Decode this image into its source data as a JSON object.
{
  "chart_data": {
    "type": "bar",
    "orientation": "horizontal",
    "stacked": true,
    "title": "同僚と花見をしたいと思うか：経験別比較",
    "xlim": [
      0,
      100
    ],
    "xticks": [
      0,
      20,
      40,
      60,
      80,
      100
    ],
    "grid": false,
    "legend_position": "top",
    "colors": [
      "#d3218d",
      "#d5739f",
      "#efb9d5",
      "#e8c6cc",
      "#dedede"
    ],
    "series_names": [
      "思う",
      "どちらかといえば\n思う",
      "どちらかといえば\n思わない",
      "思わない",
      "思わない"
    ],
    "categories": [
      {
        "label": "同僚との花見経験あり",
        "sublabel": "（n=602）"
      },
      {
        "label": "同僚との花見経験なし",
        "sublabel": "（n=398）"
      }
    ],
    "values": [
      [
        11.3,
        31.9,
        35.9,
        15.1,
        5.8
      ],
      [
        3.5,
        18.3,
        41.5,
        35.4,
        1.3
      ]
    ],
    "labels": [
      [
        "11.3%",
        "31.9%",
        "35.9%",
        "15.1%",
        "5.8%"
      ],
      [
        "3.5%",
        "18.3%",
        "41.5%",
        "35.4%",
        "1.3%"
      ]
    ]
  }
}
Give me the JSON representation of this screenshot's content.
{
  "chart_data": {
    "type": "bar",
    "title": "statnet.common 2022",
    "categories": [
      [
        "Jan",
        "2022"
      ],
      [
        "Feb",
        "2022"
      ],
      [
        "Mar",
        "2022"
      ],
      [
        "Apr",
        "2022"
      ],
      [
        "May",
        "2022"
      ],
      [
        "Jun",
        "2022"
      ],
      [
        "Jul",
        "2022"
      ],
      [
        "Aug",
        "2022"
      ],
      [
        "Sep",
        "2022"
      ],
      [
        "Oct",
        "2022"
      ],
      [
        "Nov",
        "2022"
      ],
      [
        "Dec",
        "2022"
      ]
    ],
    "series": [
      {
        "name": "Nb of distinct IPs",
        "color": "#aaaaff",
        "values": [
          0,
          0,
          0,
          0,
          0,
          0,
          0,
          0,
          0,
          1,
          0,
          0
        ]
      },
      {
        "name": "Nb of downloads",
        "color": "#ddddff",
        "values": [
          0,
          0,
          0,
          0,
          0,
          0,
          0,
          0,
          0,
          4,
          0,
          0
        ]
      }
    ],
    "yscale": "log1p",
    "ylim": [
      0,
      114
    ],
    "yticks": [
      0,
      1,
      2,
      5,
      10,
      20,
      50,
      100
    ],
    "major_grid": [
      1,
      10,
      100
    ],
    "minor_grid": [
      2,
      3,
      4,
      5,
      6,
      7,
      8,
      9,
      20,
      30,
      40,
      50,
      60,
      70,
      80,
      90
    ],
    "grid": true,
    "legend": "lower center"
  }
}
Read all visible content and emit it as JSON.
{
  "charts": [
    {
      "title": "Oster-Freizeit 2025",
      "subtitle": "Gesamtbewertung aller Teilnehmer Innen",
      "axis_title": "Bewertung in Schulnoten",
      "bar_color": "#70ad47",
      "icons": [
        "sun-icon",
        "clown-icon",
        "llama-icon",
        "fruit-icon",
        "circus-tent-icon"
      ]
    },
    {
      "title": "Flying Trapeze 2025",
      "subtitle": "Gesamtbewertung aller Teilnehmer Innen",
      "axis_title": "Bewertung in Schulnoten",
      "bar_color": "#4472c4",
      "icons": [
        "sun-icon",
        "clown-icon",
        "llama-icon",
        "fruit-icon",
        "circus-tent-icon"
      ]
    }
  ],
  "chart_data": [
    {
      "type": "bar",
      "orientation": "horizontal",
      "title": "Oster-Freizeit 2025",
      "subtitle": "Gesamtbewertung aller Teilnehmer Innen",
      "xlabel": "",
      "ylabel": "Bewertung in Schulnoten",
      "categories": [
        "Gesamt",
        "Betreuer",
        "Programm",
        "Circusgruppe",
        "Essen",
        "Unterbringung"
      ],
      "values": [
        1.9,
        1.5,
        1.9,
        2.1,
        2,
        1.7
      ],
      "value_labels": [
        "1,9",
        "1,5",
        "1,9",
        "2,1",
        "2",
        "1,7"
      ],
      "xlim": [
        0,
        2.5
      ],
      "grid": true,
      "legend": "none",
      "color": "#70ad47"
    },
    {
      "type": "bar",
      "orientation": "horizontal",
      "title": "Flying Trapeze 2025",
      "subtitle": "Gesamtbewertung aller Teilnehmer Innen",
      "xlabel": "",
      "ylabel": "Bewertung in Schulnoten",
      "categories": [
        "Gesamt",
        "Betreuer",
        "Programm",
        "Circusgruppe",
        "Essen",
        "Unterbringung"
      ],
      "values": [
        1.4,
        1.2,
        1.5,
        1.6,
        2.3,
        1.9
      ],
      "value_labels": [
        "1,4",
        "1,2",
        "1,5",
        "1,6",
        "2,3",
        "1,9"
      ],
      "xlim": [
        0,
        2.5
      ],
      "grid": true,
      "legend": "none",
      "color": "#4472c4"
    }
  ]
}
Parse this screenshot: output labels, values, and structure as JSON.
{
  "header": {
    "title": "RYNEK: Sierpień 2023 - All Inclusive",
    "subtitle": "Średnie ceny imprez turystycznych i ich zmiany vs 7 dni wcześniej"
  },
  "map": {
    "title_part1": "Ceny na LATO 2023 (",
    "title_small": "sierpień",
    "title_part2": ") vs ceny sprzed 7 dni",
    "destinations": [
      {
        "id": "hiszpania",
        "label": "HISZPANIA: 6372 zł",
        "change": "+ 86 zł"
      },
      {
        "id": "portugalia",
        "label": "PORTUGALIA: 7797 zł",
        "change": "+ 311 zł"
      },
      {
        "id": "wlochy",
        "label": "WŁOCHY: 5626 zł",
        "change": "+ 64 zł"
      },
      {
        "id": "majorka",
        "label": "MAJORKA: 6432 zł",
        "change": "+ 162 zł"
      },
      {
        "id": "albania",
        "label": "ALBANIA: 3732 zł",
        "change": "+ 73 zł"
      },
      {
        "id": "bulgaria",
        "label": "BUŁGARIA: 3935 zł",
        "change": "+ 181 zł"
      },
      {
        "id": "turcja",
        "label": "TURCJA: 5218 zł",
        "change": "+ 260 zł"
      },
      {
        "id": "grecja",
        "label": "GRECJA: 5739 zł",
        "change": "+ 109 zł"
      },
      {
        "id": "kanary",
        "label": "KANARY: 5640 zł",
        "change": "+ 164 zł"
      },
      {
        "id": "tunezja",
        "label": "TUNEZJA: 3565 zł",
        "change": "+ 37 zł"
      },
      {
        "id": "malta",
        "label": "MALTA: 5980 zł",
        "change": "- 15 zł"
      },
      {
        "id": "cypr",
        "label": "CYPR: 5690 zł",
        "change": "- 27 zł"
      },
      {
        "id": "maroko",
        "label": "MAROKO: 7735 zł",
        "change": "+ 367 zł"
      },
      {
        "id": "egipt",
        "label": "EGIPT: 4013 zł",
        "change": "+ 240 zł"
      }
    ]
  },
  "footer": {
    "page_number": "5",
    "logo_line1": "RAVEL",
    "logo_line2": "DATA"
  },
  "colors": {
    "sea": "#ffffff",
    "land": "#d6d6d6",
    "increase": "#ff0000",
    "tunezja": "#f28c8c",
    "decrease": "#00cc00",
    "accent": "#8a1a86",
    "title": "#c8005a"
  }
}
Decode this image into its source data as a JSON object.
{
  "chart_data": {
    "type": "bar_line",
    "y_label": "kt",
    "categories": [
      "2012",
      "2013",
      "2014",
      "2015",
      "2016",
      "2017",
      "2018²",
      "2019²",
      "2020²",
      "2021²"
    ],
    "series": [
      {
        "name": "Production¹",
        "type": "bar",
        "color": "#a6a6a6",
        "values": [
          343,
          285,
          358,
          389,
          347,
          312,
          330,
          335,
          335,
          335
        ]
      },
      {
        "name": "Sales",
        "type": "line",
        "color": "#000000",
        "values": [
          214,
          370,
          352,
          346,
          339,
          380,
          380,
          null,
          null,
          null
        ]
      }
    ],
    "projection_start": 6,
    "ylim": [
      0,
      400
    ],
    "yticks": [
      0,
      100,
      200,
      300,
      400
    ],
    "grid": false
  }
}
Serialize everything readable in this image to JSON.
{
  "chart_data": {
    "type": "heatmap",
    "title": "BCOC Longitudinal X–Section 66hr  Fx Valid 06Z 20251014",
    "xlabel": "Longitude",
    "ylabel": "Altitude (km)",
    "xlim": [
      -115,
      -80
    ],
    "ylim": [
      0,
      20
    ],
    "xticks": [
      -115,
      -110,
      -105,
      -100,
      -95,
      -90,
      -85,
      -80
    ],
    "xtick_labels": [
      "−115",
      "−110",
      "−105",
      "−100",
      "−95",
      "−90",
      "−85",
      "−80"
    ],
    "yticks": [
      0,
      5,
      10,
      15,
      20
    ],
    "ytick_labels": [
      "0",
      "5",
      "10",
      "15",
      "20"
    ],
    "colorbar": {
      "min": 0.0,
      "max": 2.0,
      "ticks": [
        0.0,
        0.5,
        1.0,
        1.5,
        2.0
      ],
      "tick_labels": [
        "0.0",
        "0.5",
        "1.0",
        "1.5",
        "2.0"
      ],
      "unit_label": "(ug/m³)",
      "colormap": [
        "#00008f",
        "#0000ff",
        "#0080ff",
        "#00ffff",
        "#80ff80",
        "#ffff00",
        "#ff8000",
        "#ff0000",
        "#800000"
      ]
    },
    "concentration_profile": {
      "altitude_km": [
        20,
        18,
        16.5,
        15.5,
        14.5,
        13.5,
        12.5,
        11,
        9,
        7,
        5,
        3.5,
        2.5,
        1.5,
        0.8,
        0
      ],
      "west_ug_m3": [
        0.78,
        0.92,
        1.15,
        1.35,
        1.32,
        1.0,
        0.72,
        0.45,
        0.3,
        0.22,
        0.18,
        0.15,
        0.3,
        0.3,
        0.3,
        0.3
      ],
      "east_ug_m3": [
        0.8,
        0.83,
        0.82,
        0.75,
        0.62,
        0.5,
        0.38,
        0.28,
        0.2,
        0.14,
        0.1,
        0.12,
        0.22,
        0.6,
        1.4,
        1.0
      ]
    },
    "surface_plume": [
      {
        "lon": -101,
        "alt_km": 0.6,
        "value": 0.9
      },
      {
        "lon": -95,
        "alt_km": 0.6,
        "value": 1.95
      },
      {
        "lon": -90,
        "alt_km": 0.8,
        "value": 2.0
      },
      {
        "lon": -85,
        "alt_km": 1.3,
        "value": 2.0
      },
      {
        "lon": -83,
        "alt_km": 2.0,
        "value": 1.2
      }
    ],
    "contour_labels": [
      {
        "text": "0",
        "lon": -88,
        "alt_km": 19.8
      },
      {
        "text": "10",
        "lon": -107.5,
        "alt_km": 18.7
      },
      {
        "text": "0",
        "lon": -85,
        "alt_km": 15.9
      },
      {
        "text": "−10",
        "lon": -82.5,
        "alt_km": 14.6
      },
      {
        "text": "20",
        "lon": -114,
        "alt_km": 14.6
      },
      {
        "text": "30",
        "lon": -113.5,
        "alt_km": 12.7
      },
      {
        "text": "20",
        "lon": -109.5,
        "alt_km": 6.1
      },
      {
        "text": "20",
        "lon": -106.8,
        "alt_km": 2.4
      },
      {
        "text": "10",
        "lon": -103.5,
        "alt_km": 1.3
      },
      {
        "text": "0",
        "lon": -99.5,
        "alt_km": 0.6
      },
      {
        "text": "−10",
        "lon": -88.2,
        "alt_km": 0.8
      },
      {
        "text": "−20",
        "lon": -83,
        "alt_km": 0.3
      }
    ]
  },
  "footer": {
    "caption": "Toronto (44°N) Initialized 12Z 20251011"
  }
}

### Written problem:
Determine the number of lines in the data that contain "true" as a word or string, and state only that number.

### Answer below:
4